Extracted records
────────────────────

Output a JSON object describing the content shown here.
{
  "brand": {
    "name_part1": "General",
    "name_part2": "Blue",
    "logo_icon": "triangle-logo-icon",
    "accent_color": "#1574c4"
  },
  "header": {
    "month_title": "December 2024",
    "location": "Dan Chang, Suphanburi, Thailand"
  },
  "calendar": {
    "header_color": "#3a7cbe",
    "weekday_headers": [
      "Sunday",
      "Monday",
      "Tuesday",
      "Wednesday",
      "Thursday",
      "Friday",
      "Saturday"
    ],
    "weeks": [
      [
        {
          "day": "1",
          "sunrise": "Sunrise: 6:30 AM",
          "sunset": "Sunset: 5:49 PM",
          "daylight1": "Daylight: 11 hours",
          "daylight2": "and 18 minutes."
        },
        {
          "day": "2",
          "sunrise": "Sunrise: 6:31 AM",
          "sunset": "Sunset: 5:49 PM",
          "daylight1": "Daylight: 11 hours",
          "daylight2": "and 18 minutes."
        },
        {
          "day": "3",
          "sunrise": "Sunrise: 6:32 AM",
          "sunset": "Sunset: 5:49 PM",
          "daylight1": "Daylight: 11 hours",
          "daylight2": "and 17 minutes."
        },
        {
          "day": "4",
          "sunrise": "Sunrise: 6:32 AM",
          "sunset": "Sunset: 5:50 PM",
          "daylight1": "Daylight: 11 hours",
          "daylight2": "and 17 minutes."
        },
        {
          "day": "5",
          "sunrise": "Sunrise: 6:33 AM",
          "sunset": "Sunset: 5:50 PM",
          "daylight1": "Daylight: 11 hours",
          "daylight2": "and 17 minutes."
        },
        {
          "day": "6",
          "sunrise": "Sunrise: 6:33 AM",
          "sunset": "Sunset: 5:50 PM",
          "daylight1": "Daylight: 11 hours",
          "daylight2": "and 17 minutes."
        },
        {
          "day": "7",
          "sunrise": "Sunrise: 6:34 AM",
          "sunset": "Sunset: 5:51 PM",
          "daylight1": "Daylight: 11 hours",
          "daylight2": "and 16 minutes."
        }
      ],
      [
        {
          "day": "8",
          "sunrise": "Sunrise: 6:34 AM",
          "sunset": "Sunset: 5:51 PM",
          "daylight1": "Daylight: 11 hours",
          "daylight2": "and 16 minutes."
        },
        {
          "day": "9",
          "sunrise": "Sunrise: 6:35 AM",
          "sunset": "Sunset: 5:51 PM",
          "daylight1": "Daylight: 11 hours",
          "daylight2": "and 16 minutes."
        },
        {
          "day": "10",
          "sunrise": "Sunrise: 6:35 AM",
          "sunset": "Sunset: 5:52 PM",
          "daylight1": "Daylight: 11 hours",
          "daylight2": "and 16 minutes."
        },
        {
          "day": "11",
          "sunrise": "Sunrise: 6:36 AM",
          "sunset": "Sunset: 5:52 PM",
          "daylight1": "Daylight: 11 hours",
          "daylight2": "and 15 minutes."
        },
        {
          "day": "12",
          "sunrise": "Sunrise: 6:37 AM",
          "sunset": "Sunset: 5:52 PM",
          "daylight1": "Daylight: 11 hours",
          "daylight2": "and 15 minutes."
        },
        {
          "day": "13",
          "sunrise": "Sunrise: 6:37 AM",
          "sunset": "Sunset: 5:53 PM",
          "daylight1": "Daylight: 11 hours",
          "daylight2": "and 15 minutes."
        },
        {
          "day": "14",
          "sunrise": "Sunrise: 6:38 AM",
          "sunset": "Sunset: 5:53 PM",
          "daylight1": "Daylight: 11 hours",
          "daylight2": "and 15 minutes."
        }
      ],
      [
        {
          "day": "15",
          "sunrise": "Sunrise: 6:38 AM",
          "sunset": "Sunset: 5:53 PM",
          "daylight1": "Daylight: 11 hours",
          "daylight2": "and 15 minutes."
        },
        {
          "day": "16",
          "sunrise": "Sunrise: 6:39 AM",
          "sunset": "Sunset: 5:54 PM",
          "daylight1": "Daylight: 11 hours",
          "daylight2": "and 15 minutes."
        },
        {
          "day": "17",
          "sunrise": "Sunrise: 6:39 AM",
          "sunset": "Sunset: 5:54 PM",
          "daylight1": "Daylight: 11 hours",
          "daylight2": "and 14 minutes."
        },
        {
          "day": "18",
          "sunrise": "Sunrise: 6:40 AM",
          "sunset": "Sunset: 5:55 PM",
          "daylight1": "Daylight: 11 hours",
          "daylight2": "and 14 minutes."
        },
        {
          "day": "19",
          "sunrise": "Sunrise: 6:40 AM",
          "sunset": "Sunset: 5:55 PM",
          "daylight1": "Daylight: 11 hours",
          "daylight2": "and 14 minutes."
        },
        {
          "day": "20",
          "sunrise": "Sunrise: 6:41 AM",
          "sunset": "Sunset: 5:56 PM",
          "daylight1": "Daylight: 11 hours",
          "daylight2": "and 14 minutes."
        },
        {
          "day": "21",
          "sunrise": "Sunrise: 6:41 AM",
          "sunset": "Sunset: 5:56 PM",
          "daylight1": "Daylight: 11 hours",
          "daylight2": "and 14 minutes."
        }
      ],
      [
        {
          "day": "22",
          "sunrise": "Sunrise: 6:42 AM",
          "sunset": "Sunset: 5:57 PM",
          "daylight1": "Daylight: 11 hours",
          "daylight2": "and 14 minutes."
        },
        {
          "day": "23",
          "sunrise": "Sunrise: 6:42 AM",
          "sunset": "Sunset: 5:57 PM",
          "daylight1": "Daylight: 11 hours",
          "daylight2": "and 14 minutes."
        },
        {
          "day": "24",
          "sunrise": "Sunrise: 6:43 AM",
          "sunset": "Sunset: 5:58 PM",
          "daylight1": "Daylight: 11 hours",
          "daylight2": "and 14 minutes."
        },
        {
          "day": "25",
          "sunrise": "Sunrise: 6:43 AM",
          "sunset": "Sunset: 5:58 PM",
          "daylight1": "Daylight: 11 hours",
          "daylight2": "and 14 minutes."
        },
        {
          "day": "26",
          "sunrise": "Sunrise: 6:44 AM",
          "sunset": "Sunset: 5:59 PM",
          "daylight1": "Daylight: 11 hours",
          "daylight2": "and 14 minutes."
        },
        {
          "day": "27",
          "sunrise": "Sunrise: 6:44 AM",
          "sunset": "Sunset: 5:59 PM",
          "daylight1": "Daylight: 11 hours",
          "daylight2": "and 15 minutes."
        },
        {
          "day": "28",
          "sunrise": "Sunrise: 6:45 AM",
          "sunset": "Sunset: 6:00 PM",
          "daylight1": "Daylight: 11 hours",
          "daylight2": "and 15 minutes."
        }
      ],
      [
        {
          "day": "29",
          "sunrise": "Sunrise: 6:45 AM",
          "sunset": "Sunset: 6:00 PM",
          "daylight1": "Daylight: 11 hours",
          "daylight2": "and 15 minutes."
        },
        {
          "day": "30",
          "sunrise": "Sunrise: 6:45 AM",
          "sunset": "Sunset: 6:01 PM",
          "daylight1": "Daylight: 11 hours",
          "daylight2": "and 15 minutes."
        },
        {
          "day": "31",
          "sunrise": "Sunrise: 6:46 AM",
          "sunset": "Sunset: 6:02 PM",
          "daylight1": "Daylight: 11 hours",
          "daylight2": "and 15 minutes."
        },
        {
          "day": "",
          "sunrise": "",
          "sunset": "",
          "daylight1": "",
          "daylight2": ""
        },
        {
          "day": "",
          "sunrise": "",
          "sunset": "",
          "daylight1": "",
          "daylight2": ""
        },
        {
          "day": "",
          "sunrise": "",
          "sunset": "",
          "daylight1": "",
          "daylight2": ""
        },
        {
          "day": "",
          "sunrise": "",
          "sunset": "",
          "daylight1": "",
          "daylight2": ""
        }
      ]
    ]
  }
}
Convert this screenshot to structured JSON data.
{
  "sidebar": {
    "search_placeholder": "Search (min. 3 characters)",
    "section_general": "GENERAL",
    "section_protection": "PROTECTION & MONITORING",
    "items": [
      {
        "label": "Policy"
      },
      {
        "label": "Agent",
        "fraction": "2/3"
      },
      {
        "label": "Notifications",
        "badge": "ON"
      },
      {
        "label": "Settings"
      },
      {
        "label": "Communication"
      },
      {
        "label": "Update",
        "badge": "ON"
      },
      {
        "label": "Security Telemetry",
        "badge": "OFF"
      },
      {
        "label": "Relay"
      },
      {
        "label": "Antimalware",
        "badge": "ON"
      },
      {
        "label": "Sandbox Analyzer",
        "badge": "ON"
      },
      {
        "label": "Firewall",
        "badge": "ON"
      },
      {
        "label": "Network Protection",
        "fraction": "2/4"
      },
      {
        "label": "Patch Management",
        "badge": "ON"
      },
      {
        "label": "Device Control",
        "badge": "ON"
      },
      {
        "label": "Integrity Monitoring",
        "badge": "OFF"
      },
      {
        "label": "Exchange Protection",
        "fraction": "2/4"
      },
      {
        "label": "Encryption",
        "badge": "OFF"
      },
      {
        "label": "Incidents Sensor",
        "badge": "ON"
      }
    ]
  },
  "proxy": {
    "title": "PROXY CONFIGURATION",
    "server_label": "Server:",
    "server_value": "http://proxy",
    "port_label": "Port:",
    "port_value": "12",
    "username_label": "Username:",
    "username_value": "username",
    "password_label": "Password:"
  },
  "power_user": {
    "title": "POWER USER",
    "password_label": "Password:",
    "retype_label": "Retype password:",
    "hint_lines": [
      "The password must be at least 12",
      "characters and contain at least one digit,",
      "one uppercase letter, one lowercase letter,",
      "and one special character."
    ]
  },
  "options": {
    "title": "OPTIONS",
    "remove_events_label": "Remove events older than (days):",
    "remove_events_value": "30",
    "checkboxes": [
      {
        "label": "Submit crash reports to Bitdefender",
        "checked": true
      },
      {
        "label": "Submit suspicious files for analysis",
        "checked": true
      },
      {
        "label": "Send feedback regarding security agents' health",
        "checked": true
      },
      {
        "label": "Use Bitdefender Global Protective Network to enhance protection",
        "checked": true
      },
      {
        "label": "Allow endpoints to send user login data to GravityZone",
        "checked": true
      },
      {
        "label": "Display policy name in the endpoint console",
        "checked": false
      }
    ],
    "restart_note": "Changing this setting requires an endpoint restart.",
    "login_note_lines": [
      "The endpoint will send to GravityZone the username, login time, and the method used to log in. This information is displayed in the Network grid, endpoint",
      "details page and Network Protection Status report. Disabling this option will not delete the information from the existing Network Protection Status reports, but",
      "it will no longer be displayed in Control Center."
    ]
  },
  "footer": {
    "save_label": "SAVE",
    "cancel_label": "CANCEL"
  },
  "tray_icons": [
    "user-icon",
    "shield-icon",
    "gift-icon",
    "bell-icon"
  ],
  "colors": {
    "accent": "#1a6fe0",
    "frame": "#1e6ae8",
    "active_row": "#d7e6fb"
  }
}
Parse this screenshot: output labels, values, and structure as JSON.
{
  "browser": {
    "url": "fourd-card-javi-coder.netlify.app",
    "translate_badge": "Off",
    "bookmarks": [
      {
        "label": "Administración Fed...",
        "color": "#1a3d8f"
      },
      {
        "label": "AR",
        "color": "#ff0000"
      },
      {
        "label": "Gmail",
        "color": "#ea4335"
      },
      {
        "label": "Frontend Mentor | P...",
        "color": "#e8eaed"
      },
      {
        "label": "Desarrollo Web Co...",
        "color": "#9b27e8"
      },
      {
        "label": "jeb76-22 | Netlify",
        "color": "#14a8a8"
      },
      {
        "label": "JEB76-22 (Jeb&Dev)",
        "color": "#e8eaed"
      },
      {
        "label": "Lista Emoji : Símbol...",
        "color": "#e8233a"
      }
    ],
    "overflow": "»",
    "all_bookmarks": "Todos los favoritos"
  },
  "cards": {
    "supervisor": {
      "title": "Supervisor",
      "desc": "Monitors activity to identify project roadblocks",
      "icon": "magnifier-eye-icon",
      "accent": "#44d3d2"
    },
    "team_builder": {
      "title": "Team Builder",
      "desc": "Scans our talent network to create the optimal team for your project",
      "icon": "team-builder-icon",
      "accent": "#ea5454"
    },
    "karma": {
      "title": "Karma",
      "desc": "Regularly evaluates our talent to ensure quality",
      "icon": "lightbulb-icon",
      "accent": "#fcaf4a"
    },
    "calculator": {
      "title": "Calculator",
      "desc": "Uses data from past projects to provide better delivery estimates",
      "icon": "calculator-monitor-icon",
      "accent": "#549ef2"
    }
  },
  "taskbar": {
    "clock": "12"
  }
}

────────────────────

Task:
Look for the word "reports" in every line of the listing and copy the lines that have it.

Reply:
        "label": "Submit crash reports to Bitdefender",
      "details page and Network Protection Status report. Disabling this option will not delete the information from the existing Network Protection Status reports, but",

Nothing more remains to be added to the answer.